JOB:
Reproduce all of the listing below without alteration.

AVAILABLE DATA:
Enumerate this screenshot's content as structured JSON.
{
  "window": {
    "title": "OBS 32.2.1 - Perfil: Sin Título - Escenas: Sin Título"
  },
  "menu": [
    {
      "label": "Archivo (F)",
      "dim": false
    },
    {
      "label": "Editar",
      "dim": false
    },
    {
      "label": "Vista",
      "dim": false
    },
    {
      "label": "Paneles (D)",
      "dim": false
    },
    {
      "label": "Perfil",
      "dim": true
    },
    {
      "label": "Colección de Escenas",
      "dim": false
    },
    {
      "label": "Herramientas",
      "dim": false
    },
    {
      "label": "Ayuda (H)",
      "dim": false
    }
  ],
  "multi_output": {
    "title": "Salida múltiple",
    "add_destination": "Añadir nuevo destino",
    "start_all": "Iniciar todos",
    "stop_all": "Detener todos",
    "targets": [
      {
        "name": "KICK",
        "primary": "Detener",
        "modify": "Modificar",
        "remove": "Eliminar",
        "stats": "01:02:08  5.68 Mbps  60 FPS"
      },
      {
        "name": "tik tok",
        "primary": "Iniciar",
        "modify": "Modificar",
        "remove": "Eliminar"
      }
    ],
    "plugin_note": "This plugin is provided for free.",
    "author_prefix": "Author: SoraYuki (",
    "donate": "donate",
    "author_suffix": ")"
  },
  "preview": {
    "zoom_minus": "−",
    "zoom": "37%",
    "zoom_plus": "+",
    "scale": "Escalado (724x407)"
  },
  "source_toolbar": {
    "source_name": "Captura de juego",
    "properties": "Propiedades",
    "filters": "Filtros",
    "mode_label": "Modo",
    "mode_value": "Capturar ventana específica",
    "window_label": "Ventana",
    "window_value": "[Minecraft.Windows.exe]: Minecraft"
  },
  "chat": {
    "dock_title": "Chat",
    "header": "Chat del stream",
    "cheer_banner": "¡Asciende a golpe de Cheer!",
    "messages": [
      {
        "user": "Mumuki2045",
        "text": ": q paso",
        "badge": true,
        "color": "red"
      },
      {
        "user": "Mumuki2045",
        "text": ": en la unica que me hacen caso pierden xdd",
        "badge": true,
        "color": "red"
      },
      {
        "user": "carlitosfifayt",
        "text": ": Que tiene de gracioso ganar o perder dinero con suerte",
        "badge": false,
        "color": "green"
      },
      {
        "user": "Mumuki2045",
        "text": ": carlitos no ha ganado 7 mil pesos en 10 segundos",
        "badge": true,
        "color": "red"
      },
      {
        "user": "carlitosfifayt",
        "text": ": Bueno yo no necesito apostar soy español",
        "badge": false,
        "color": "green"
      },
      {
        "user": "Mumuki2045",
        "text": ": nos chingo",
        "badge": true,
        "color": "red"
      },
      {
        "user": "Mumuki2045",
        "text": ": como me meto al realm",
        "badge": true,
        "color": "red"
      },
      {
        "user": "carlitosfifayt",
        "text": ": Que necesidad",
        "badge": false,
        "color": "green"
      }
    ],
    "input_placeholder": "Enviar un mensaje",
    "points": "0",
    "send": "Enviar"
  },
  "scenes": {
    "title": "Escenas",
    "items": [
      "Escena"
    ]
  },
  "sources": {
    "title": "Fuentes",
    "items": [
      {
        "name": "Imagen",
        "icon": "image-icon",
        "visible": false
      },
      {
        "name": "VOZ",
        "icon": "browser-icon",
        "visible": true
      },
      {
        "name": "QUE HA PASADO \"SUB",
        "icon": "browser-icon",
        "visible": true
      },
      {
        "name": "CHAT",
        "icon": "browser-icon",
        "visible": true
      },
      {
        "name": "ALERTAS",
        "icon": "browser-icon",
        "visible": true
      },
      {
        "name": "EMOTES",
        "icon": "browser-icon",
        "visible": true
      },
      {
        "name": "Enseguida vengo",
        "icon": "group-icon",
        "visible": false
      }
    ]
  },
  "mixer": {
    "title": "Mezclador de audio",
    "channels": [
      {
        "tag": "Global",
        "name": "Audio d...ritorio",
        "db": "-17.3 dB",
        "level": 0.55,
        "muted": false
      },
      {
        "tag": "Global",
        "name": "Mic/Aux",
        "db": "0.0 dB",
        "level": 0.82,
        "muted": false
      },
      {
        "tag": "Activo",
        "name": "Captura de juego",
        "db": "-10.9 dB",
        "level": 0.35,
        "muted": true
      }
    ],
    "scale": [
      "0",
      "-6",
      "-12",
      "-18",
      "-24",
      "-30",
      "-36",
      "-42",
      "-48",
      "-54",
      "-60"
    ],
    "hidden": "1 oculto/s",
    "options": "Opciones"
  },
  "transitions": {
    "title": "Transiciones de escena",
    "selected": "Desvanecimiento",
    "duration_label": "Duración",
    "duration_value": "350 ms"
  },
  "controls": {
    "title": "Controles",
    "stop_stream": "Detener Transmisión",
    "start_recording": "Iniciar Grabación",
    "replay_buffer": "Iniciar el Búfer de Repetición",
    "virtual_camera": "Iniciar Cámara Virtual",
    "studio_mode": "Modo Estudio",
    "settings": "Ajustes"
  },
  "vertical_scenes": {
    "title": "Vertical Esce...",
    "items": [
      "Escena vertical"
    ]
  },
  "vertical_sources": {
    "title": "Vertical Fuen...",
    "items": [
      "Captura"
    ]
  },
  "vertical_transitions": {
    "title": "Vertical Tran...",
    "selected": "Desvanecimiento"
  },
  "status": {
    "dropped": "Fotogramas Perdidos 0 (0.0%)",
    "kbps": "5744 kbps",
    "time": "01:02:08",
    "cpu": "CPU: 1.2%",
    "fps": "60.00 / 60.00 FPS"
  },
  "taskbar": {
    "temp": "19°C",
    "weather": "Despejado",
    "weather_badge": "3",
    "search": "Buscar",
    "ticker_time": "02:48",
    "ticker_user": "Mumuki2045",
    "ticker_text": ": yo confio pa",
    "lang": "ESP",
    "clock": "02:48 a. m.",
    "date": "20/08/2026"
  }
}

THE OUTPUT:
Enumerate this screenshot's content as structured JSON.
{
  "window": {
    "title": "OBS 32.2.1 - Perfil: Sin Título - Escenas: Sin Título"
  },
  "menu": [
    {
      "label": "Archivo (F)",
      "dim": false
    },
    {
      "label": "Editar",
      "dim": false
    },
    {
      "label": "Vista",
      "dim": false
    },
    {
      "label": "Paneles (D)",
      "dim": false
    },
    {
      "label": "Perfil",
      "dim": true
    },
    {
      "label": "Colección de Escenas",
      "dim": false
    },
    {
      "label": "Herramientas",
      "dim": false
    },
    {
      "label": "Ayuda (H)",
      "dim": false
    }
  ],
  "multi_output": {
    "title": "Salida múltiple",
    "add_destination": "Añadir nuevo destino",
    "start_all": "Iniciar todos",
    "stop_all": "Detener todos",
    "targets": [
      {
        "name": "KICK",
        "primary": "Detener",
        "modify": "Modificar",
        "remove": "Eliminar",
        "stats": "01:02:08  5.68 Mbps  60 FPS"
      },
      {
        "name": "tik tok",
        "primary": "Iniciar",
        "modify": "Modificar",
        "remove": "Eliminar"
      }
    ],
    "plugin_note": "This plugin is provided for free.",
    "author_prefix": "Author: SoraYuki (",
    "donate": "donate",
    "author_suffix": ")"
  },
  "preview": {
    "zoom_minus": "−",
    "zoom": "37%",
    "zoom_plus": "+",
    "scale": "Escalado (724x407)"
  },
  "source_toolbar": {
    "source_name": "Captura de juego",
    "properties": "Propiedades",
    "filters": "Filtros",
    "mode_label": "Modo",
    "mode_value": "Capturar ventana específica",
    "window_label": "Ventana",
    "window_value": "[Minecraft.Windows.exe]: Minecraft"
  },
  "chat": {
    "dock_title": "Chat",
    "header": "Chat del stream",
    "cheer_banner": "¡Asciende a golpe de Cheer!",
    "messages": [
      {
        "user": "Mumuki2045",
        "text": ": q paso",
        "badge": true,
        "color": "red"
      },
      {
        "user": "Mumuki2045",
        "text": ": en la unica que me hacen caso pierden xdd",
        "badge": true,
        "color": "red"
      },
      {
        "user": "carlitosfifayt",
        "text": ": Que tiene de gracioso ganar o perder dinero con suerte",
        "badge": false,
        "color": "green"
      },
      {
        "user": "Mumuki2045",
        "text": ": carlitos no ha ganado 7 mil pesos en 10 segundos",
        "badge": true,
        "color": "red"
      },
      {
        "user": "carlitosfifayt",
        "text": ": Bueno yo no necesito apostar soy español",
        "badge": false,
        "color": "green"
      },
      {
        "user": "Mumuki2045",
        "text": ": nos chingo",
        "badge": true,
        "color": "red"
      },
      {
        "user": "Mumuki2045",
        "text": ": como me meto al realm",
        "badge": true,
        "color": "red"
      },
      {
        "user": "carlitosfifayt",
        "text": ": Que necesidad",
        "badge": false,
        "color": "green"
      }
    ],
    "input_placeholder": "Enviar un mensaje",
    "points": "0",
    "send": "Enviar"
  },
  "scenes": {
    "title": "Escenas",
    "items": [
      "Escena"
    ]
  },
  "sources": {
    "title": "Fuentes",
    "items": [
      {
        "name": "Imagen",
        "icon": "image-icon",
        "visible": false
      },
      {
        "name": "VOZ",
        "icon": "browser-icon",
        "visible": true
      },
      {
        "name": "QUE HA PASADO \"SUB",
        "icon": "browser-icon",
        "visible": true
      },
      {
        "name": "CHAT",
        "icon": "browser-icon",
        "visible": true
      },
      {
        "name": "ALERTAS",
        "icon": "browser-icon",
        "visible": true
      },
      {
        "name": "EMOTES",
        "icon": "browser-icon",
        "visible": true
      },
      {
        "name": "Enseguida vengo",
        "icon": "group-icon",
        "visible": false
      }
    ]
  },
  "mixer": {
    "title": "Mezclador de audio",
    "channels": [
      {
        "tag": "Global",
        "name": "Audio d...ritorio",
        "db": "-17.3 dB",
        "level": 0.55,
        "muted": false
      },
      {
        "tag": "Global",
        "name": "Mic/Aux",
        "db": "0.0 dB",
        "level": 0.82,
        "muted": false
      },
      {
        "tag": "Activo",
        "name": "Captura de juego",
        "db": "-10.9 dB",
        "level": 0.35,
        "muted": true
      }
    ],
    "scale": [
      "0",
      "-6",
      "-12",
      "-18",
      "-24",
      "-30",
      "-36",
      "-42",
      "-48",
      "-54",
      "-60"
    ],
    "hidden": "1 oculto/s",
    "options": "Opciones"
  },
  "transitions": {
    "title": "Transiciones de escena",
    "selected": "Desvanecimiento",
    "duration_label": "Duración",
    "duration_value": "350 ms"
  },
  "controls": {
    "title": "Controles",
    "stop_stream": "Detener Transmisión",
    "start_recording": "Iniciar Grabación",
    "replay_buffer": "Iniciar el Búfer de Repetición",
    "virtual_camera": "Iniciar Cámara Virtual",
    "studio_mode": "Modo Estudio",
    "settings": "Ajustes"
  },
  "vertical_scenes": {
    "title": "Vertical Esce...",
    "items": [
      "Escena vertical"
    ]
  },
  "vertical_sources": {
    "title": "Vertical Fuen...",
    "items": [
      "Captura"
    ]
  },
  "vertical_transitions": {
    "title": "Vertical Tran...",
    "selected": "Desvanecimiento"
  },
  "status": {
    "dropped": "Fotogramas Perdidos 0 (0.0%)",
    "kbps": "5744 kbps",
    "time": "01:02:08",
    "cpu": "CPU: 1.2%",
    "fps": "60.00 / 60.00 FPS"
  },
  "taskbar": {
    "temp": "19°C",
    "weather": "Despejado",
    "weather_badge": "3",
    "search": "Buscar",
    "ticker_time": "02:48",
    "ticker_user": "Mumuki2045",
    "ticker_text": ": yo confio pa",
    "lang": "ESP",
    "clock": "02:48 a. m.",
    "date": "20/08/2026"
  }
}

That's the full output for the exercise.